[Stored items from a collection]
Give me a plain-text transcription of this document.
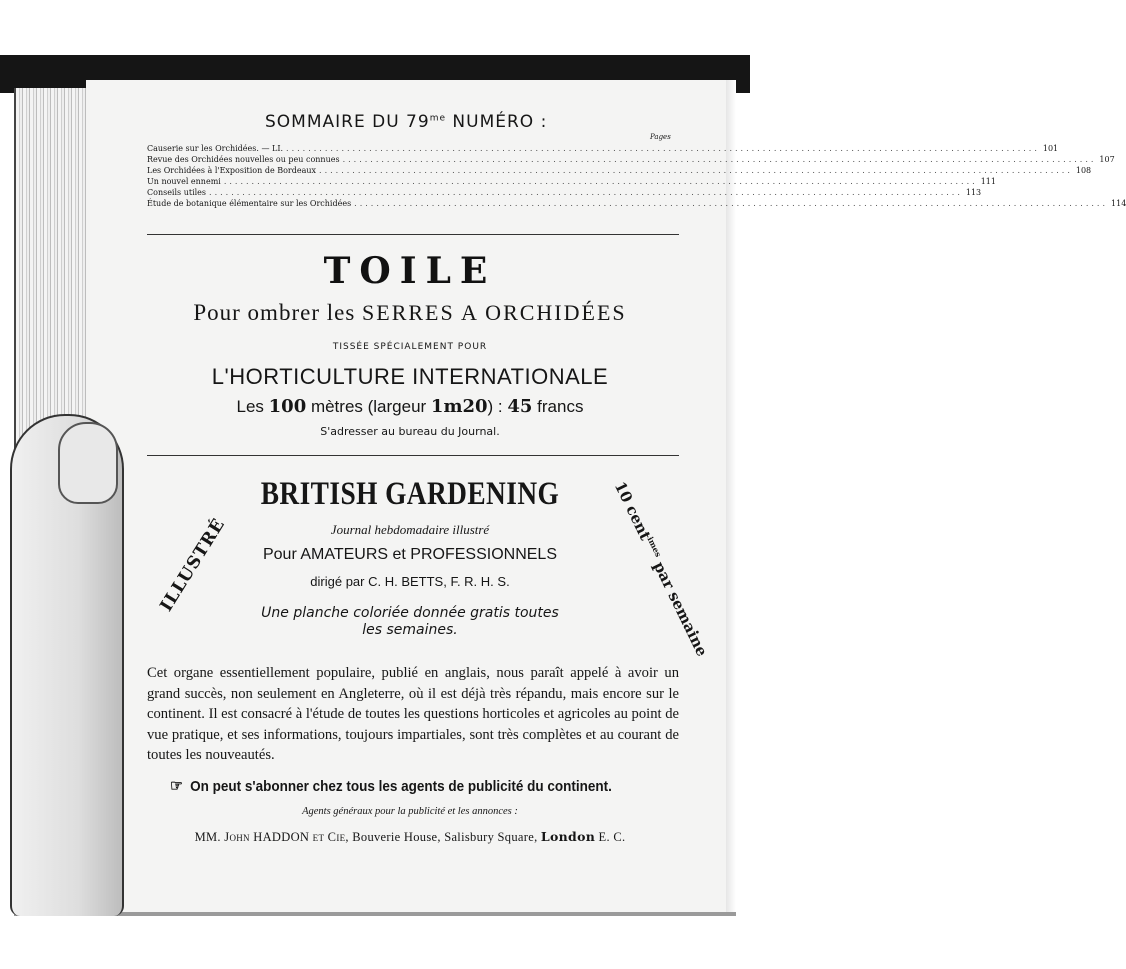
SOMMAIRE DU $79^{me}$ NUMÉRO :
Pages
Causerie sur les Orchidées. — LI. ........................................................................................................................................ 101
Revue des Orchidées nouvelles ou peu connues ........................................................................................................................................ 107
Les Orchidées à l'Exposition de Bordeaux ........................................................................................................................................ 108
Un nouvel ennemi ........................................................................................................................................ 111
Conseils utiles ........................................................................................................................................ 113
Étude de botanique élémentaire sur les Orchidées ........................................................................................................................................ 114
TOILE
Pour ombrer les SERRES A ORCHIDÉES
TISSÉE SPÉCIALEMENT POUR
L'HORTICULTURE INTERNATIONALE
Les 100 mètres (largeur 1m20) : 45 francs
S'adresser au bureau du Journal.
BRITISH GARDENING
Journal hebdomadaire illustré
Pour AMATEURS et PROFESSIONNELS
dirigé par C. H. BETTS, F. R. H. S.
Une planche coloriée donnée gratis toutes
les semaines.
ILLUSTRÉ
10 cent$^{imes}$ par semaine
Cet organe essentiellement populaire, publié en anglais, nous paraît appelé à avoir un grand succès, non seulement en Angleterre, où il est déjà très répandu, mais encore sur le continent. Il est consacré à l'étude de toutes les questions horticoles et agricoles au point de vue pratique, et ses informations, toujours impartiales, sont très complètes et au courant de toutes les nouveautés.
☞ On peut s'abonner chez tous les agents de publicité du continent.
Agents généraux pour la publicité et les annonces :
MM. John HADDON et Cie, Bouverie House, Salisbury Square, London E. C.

:: What you need to do ::
Set down the material above as is, without any pictures.

:: Solution to this problem ::
Give me a plain-text transcription of this document.
SOMMAIRE DU $79^{me}$ NUMÉRO :
Pages
Causerie sur les Orchidées. — LI. ........................................................................................................................................ 101
Revue des Orchidées nouvelles ou peu connues ........................................................................................................................................ 107
Les Orchidées à l'Exposition de Bordeaux ........................................................................................................................................ 108
Un nouvel ennemi ........................................................................................................................................ 111
Conseils utiles ........................................................................................................................................ 113
Étude de botanique élémentaire sur les Orchidées ........................................................................................................................................ 114
TOILE
Pour ombrer les SERRES A ORCHIDÉES
TISSÉE SPÉCIALEMENT POUR
L'HORTICULTURE INTERNATIONALE
Les 100 mètres (largeur 1m20) : 45 francs
S'adresser au bureau du Journal.
BRITISH GARDENING
Journal hebdomadaire illustré
Pour AMATEURS et PROFESSIONNELS
dirigé par C. H. BETTS, F. R. H. S.
Une planche coloriée donnée gratis toutes
les semaines.
ILLUSTRÉ
10 cent$^{imes}$ par semaine
Cet organe essentiellement populaire, publié en anglais, nous paraît appelé à avoir un grand succès, non seulement en Angleterre, où il est déjà très répandu, mais encore sur le continent. Il est consacré à l'étude de toutes les questions horticoles et agricoles au point de vue pratique, et ses informations, toujours impartiales, sont très complètes et au courant de toutes les nouveautés.
☞ On peut s'abonner chez tous les agents de publicité du continent.
Agents généraux pour la publicité et les annonces :
MM. John HADDON et Cie, Bouverie House, Salisbury Square, London E. C.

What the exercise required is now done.